Your task:
Read through the data and report every line in which the word "title" occurs.

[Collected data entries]
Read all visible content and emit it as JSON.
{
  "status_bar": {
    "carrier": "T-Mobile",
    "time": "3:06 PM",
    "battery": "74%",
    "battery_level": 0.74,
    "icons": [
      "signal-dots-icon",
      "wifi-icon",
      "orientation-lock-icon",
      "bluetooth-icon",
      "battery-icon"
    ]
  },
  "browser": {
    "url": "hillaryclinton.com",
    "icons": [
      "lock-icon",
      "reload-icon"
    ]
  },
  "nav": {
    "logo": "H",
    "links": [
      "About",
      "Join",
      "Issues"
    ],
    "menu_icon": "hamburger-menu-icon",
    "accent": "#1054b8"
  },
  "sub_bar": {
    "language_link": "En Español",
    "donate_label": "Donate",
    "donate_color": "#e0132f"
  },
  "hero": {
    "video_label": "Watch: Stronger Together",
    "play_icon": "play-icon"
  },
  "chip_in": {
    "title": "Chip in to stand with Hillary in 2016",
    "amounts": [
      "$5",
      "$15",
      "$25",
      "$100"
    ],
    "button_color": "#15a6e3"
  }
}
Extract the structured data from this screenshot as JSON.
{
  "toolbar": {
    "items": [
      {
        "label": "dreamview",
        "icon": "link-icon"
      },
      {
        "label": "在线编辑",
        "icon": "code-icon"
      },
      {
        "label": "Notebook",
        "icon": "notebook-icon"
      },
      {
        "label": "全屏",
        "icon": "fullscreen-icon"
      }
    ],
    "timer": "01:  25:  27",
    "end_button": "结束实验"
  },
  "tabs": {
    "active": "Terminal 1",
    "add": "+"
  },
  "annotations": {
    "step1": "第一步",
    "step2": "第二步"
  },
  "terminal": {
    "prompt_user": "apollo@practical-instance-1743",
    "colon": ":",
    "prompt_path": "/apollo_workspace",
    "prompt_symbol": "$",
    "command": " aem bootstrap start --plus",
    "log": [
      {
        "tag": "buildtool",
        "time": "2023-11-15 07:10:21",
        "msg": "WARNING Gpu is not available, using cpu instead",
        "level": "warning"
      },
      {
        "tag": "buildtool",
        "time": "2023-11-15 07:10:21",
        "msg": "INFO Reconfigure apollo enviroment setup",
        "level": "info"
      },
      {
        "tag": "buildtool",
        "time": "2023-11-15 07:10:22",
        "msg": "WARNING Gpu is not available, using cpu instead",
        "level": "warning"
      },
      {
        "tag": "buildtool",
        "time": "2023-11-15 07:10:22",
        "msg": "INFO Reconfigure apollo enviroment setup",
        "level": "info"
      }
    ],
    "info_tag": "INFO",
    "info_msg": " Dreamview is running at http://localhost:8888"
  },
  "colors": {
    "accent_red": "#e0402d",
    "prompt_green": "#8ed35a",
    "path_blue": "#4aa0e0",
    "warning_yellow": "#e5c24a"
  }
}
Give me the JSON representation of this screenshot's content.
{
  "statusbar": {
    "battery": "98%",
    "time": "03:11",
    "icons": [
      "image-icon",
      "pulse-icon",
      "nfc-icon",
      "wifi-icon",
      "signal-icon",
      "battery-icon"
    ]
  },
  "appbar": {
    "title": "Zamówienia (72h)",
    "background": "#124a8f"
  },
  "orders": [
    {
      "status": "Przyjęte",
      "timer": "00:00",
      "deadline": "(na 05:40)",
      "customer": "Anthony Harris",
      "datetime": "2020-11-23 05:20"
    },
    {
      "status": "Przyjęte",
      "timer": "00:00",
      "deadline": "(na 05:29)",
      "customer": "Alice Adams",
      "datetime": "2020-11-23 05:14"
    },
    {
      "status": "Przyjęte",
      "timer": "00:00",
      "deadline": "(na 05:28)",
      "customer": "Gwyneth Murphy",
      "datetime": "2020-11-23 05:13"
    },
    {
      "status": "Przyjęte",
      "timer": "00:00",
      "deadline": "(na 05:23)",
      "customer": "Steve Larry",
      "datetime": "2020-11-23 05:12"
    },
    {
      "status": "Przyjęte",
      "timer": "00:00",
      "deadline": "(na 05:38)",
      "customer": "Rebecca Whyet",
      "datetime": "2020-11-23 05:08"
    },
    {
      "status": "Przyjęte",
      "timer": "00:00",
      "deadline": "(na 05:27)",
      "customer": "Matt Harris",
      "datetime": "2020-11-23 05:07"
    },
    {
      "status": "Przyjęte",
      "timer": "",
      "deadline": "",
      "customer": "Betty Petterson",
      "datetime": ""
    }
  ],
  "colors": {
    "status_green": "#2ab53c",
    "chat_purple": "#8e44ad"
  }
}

Written response:
    "title": "Chip in to stand with Hillary in 2016",
    "title": "Zamówienia (72h)",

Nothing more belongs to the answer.